*** DATASET ENTRIES

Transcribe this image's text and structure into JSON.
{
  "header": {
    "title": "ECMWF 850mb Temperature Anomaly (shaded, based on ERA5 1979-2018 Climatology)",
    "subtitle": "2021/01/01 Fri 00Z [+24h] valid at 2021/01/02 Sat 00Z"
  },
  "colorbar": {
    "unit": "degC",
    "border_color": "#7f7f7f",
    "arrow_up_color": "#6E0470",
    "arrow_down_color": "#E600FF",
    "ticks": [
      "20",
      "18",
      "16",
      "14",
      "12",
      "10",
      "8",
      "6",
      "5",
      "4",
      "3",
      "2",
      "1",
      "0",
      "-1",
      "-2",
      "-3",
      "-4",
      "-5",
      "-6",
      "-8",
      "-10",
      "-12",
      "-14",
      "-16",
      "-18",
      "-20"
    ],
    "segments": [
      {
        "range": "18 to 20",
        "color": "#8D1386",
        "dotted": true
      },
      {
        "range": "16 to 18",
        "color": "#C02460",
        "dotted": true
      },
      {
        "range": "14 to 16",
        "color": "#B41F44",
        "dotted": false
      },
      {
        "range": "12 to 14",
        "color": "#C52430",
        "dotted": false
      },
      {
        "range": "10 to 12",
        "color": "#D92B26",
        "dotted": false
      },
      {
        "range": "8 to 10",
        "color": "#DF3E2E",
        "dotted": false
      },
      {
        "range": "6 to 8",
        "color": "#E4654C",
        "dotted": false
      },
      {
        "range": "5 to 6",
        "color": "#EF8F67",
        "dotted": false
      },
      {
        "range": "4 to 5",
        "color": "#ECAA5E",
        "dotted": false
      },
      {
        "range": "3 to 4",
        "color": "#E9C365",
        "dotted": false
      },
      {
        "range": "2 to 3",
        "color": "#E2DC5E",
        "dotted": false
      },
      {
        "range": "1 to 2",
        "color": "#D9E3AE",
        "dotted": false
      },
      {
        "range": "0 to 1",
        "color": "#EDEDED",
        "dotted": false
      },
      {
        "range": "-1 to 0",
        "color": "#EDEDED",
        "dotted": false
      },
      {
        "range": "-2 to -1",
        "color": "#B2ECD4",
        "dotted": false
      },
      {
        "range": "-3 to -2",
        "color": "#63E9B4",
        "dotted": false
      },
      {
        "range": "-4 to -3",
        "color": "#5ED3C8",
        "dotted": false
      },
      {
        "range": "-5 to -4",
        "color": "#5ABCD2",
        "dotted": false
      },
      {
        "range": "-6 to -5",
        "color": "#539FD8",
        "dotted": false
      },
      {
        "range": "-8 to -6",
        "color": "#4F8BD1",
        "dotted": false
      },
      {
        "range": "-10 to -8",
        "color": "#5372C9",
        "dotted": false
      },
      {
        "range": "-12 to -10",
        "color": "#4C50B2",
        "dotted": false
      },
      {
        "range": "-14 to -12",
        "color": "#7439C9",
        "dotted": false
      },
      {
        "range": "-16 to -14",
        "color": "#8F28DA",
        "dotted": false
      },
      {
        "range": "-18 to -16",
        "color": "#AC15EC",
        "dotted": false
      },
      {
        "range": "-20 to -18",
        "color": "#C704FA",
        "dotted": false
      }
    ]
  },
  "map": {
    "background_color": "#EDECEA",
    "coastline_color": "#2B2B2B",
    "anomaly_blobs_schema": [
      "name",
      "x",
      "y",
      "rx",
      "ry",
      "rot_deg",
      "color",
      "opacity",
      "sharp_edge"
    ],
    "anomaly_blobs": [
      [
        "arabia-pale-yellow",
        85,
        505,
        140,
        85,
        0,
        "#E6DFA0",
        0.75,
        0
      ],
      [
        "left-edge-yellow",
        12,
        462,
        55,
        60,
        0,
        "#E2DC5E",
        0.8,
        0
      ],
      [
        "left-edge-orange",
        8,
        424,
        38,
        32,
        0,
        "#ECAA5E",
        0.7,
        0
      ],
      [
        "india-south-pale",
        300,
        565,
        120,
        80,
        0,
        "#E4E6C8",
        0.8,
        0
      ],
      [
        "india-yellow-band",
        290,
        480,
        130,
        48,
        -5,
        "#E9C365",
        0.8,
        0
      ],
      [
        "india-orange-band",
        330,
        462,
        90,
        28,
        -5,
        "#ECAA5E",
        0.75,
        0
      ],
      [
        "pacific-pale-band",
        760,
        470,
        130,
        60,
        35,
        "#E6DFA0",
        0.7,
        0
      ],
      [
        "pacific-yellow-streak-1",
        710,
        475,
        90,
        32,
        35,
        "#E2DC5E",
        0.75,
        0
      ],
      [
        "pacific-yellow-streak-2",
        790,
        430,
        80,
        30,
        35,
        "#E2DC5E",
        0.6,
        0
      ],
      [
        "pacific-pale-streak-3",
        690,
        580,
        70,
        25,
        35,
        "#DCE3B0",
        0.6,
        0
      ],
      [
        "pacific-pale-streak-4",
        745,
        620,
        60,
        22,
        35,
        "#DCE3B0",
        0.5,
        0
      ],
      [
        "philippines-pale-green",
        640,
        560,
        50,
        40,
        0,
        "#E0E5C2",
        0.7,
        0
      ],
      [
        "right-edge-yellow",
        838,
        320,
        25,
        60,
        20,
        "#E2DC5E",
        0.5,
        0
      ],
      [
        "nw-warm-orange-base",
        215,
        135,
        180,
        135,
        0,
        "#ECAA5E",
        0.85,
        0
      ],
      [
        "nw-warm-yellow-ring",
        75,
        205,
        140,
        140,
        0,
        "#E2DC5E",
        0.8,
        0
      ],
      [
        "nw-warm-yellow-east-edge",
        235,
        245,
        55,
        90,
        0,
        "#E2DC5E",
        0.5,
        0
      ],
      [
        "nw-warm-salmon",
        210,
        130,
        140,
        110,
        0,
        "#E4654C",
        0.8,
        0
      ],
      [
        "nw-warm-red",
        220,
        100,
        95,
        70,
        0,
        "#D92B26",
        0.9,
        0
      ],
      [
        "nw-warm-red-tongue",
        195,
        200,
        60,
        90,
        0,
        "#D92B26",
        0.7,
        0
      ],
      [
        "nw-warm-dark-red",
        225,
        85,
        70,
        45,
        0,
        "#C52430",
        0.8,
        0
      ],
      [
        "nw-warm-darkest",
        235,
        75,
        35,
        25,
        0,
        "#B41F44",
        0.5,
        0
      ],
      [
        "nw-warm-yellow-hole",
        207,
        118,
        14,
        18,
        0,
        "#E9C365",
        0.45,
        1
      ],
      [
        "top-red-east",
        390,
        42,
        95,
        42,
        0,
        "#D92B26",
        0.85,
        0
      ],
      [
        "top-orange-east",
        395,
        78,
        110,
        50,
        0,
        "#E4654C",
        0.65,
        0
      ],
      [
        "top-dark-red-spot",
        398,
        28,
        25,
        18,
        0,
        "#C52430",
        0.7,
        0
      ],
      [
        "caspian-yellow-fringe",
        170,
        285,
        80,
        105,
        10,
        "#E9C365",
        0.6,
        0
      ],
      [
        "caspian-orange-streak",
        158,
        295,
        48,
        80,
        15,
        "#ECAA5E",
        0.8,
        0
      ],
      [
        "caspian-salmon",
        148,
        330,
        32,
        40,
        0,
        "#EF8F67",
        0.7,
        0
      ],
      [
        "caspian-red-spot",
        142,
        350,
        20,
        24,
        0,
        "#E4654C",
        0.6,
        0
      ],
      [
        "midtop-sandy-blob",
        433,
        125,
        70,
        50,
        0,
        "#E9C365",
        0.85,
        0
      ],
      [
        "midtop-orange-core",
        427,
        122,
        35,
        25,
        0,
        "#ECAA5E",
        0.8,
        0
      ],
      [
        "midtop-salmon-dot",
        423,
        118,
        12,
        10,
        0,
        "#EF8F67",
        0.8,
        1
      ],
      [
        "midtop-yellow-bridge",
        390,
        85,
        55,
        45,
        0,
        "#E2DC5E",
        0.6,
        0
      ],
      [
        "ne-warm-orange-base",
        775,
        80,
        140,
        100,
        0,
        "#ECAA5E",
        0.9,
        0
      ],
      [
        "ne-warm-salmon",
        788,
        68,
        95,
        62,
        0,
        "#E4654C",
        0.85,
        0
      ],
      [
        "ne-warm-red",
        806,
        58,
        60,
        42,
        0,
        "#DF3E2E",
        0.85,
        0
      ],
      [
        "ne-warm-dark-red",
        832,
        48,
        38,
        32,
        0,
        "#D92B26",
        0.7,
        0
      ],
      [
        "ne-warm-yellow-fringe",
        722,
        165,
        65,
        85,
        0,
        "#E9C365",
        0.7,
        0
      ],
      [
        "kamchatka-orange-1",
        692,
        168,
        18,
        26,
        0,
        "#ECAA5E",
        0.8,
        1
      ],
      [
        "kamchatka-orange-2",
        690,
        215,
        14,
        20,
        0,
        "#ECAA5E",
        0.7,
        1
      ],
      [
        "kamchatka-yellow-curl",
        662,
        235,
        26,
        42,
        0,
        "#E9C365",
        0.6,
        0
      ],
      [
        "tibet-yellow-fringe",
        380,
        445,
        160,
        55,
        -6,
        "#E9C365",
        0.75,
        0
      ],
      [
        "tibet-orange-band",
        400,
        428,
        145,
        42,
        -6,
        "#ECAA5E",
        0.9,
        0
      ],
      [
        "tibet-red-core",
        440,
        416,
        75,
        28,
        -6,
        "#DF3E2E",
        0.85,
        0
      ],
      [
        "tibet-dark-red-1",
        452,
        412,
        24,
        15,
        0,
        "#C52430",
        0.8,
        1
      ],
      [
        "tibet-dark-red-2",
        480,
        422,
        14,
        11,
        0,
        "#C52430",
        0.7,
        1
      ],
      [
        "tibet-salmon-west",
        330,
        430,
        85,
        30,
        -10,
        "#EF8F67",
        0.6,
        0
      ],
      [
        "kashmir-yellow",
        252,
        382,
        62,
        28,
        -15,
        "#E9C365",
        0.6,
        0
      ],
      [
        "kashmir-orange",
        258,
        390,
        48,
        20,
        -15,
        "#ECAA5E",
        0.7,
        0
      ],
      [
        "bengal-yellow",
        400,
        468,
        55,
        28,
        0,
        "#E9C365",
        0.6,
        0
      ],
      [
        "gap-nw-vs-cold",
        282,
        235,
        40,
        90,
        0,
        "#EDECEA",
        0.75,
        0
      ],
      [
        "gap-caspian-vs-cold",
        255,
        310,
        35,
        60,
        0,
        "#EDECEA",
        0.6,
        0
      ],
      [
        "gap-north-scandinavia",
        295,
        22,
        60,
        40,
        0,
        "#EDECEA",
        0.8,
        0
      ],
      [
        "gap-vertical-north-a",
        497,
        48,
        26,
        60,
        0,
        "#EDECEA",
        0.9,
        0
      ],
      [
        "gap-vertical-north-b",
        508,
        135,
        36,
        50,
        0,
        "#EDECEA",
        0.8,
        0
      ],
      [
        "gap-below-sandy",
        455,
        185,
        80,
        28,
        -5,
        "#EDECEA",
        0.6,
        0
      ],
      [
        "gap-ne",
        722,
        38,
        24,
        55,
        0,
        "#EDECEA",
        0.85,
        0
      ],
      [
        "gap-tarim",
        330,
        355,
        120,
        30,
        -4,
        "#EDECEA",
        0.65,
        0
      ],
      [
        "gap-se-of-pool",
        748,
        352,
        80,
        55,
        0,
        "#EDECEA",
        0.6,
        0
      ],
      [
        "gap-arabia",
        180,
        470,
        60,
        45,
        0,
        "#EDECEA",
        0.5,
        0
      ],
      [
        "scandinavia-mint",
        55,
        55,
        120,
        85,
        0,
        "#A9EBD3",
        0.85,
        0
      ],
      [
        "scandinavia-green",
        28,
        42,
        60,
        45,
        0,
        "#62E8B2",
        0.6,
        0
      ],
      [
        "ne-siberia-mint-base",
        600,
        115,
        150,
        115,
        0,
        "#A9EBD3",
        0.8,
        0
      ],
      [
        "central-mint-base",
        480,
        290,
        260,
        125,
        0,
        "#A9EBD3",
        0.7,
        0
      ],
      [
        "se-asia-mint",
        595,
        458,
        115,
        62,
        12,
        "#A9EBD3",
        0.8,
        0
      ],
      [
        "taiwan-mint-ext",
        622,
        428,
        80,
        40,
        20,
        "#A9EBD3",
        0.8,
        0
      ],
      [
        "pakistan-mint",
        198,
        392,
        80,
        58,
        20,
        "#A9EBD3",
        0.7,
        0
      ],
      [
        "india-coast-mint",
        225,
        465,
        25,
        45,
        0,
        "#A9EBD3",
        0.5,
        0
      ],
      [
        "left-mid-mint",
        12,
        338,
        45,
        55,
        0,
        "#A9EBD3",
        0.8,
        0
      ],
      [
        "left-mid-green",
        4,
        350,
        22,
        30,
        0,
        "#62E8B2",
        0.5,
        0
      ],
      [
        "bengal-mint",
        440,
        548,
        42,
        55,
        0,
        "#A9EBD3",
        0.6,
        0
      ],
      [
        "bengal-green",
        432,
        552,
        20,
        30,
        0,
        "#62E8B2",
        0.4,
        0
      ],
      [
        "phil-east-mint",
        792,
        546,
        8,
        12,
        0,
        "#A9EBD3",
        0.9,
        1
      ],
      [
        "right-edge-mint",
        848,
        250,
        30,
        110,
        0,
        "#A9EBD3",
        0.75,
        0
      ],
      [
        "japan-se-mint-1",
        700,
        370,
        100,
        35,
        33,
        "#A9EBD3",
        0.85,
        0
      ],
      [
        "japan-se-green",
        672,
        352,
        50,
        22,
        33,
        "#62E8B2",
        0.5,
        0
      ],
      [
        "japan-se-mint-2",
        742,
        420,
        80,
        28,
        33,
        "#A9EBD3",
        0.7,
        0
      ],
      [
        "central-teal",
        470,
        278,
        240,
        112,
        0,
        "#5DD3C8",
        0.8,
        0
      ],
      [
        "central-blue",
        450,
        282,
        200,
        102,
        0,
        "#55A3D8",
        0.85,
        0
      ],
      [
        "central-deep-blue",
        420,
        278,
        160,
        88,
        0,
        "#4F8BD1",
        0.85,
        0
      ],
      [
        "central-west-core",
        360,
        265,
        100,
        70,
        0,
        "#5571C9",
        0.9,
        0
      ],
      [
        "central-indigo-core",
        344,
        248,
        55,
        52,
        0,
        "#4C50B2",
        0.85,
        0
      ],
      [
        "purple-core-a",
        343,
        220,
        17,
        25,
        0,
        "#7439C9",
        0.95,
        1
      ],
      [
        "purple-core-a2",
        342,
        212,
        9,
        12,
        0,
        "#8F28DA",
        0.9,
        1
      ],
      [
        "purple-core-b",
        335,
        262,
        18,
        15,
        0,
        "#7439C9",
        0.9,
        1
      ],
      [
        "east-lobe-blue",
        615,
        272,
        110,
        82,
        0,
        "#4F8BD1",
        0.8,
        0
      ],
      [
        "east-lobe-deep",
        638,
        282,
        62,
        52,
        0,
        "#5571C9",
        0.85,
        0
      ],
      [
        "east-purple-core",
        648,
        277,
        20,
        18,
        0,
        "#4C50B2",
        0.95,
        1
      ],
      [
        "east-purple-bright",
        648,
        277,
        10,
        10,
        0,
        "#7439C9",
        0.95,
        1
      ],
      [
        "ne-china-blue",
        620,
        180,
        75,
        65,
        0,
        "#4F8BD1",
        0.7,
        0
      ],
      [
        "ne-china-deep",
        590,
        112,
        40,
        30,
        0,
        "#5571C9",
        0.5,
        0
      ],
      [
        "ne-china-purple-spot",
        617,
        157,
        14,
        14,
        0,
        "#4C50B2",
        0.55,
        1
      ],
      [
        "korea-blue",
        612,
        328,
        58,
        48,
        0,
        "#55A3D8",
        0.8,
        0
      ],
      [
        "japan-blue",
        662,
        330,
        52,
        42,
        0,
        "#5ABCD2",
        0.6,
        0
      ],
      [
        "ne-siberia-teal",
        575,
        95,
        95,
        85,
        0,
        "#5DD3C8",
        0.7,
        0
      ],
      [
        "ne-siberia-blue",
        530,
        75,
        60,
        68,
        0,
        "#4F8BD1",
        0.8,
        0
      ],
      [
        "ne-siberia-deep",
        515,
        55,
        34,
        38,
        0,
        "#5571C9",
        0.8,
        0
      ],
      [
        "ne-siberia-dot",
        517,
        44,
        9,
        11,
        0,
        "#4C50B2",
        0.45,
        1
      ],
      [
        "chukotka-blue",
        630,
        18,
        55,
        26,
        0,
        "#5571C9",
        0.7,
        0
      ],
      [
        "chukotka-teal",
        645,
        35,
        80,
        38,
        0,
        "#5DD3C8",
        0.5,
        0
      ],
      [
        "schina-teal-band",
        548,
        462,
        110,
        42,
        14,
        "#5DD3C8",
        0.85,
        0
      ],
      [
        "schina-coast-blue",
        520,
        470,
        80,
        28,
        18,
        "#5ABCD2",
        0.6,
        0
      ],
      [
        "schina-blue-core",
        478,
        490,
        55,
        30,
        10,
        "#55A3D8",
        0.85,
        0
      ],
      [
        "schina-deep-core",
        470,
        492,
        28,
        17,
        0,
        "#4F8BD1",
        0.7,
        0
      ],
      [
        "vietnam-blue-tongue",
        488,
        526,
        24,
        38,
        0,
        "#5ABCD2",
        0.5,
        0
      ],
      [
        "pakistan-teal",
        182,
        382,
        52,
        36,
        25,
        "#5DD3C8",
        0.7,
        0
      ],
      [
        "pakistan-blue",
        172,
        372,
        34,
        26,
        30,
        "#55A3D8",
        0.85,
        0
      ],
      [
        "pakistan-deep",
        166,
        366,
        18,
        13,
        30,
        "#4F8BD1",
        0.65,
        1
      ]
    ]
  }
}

******

## [WHAT YOU WILL DO]
All lines that include "fringe" are to be gathered and copied.

## [WRITTEN RESPONSE]
        "caspian-yellow-fringe",
        "ne-warm-yellow-fringe",
        "tibet-yellow-fringe",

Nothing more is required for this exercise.